#### Text shown
◆ ◆ ◆

These marginal effects imply that buyers indicating that they were mostly autonomous were 38.1 percent more likely to purchase locally than restaurants with minimal autonomy, ceteris paribus. Mostly autonomous restaurants accounted for 12 percent of total respondents. Further, an additional one unit increase in the composite score for Production increases the probability of buying local by 4.4 percent. When there is no perceived value in knowing how and where a product was grown (score of 0), buyers are still 4.4 percent more likely to make local food purchases, but at a maximum score of 15, they are 52.8 percent more likely to purchase locally. An additional one unit increase in the composite score for Impacts increases the probability of buying local by 4.7 percent. When there are no perceived broader impacts of local food production, buyers are still 4.7 percent more likely to make local food purchases. However, if a buyer strongly agreed that local food had a positive impact on the local economy, the environment, and reducing their carbon footprint, they are 56.4 percent more likely to purchase locally.

Other qualitative results revealed where food service establishments make their food purchases. The most frequently cited source was from a national food supplier (49.5 percent), but nearly one-third of respondents indicated that they made food purchases directly from a farmer or regional foodservice distributor. When respondents were asked where they would prefer to make the majority of their food purchases, if given freedom of choice, almost half of the respondents indicated that they would like to purchase directly from a farmer (44 percent) despite the fact that 61 percent of buyers said “price” was a challenge to buying locally. Buying from a farmers’ co-op and buying from a regional distributor were tied for the second most preferred option, at 13.7 percent. Restaurants were least interested in purchasing from food hubs (1.8 percent) and farmers markets (2.7 percent).

◆ ◆ ◆

#### The tasks
1 > Using the passage on local food purchasing, decide whether each statement agrees with it: (a) mostly autonomous restaurants made up 12 percent of all respondents; (b) a national food supplier was the most frequently cited source of food purchases; (c) more than half of respondents would prefer to buy directly from a farmer. For each, answer yes or no and quote the words of the passage that decide it.
2 > Rewrite the part of the passage on local food purchasing that begins at the words "Other qualitative results" and ends after "markets (2.7 percent).", substituting "purchasers" for "buyers".
3 > Continue the passage on restaurant purchases of local food from the point where it stops.

[Element-and-box listings]
◆ ◆ ◆

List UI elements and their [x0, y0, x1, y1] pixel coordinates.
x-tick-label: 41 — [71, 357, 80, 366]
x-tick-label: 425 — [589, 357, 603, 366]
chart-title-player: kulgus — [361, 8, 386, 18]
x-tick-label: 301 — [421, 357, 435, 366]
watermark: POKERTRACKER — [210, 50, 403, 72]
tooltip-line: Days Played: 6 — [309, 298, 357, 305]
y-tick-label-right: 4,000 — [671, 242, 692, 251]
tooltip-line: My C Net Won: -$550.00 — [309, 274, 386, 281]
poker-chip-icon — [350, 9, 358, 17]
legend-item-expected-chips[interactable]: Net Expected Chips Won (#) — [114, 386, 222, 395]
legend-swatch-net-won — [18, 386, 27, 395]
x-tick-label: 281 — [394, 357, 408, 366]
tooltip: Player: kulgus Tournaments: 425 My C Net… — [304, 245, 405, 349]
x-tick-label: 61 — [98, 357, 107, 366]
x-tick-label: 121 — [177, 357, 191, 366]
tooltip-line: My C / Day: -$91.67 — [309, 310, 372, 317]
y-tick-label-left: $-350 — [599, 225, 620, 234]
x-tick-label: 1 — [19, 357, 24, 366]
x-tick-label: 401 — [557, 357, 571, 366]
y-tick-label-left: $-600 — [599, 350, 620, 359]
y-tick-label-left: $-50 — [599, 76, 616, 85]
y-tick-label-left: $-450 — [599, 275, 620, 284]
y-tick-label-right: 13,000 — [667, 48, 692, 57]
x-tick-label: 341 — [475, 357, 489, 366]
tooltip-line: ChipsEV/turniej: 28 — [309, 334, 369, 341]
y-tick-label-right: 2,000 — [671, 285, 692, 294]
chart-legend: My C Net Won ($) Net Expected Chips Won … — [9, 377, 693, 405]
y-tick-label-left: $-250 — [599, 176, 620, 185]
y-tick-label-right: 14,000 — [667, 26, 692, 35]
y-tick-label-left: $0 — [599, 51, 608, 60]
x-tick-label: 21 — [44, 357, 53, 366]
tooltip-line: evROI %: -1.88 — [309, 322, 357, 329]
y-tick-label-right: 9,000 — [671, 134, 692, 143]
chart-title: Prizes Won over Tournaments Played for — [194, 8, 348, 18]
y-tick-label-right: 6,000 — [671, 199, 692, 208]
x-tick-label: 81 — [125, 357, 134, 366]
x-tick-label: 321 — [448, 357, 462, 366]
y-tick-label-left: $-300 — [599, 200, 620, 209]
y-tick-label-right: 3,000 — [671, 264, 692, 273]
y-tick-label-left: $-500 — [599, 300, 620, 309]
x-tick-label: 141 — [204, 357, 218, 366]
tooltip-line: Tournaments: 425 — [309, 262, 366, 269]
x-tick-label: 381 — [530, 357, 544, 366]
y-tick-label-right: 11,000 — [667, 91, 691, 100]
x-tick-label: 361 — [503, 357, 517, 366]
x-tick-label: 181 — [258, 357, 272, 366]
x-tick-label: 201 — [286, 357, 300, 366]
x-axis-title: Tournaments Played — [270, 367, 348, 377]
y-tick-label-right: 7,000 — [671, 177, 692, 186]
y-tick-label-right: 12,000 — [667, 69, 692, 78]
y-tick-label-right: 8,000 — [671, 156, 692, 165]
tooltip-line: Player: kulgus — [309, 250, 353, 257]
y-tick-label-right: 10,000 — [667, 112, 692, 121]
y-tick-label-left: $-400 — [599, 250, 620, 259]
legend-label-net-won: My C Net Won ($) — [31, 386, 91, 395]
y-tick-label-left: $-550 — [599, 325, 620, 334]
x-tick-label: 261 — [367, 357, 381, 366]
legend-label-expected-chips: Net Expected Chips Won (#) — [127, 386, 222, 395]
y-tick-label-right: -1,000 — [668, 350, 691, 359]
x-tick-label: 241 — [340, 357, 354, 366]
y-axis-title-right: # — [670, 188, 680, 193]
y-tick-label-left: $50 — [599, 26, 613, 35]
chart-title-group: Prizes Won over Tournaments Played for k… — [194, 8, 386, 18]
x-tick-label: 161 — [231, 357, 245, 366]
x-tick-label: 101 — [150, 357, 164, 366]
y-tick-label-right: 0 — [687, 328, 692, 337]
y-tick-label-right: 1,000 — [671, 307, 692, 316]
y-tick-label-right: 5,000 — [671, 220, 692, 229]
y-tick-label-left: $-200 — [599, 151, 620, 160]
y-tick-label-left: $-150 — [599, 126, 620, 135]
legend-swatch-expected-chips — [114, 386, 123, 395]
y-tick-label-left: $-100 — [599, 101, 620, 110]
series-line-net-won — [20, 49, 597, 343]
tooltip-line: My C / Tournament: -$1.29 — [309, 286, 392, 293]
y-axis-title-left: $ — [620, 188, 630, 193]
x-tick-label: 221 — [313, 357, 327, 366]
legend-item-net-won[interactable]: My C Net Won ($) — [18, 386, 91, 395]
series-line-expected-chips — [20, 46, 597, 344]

◆ ◆ ◆

#### Answers given
1 >
(a) Yes: "Mostly autonomous restaurants accounted for 12 percent of total respondents."
(b) Yes: "The most frequently cited source was from a national food supplier (49.5 percent)"
(c) No: "almost half of the respondents indicated that they would like to purchase directly from a farmer (44 percent)"

2 >
Other qualitative results revealed where food service establishments make their food purchases. The most frequently cited source was from a national food supplier (49.5 percent), but nearly one-third of respondents indicated that they made food purchases directly from a farmer or regional foodservice distributor. When respondents were asked where they would prefer to make the majority of their food purchases, if given freedom of choice, almost half of the respondents indicated that they would like to purchase directly from a farmer (44 percent) despite the fact that 61 percent of purchasers said “price” was a challenge to buying locally. Buying from a farmers’ co-op and buying from a regional distributor were tied for the second most preferred option, at 13.7 percent. Restaurants were least interested in purchasing from food hubs (1.8 percent) and farmers markets (2.7 percent).

3 >
Intermediate Market Conclusions

The results of this research imply that small and mid-sized restaurants, as defined by Curtis and Cowee (2009), have a negative propensity to purchase local food products. Specifically, restaurants serving fewer than 750 meals per week are 19 percent less likely to purchase local food products. A closer look at the raw data, however, revealed that 74 percent (n = 51) of buyers serving fewer than 750 meals per week sourced at least 11 percent of their food products from local sources. Only 1.9 percent of respondents sourced greater than or equal to the threshold parameter of 41 percent. Moreover, the implementation of a threshold parameter for the dependent variable may have caused the results to deviate from the previous literature. Upon closer inspection, it is clear that small and mid-sized restaurants do source a small percentage from local producers or suppliers, but they may not have the capacity to do so at larger volume due to resource and profit constraints.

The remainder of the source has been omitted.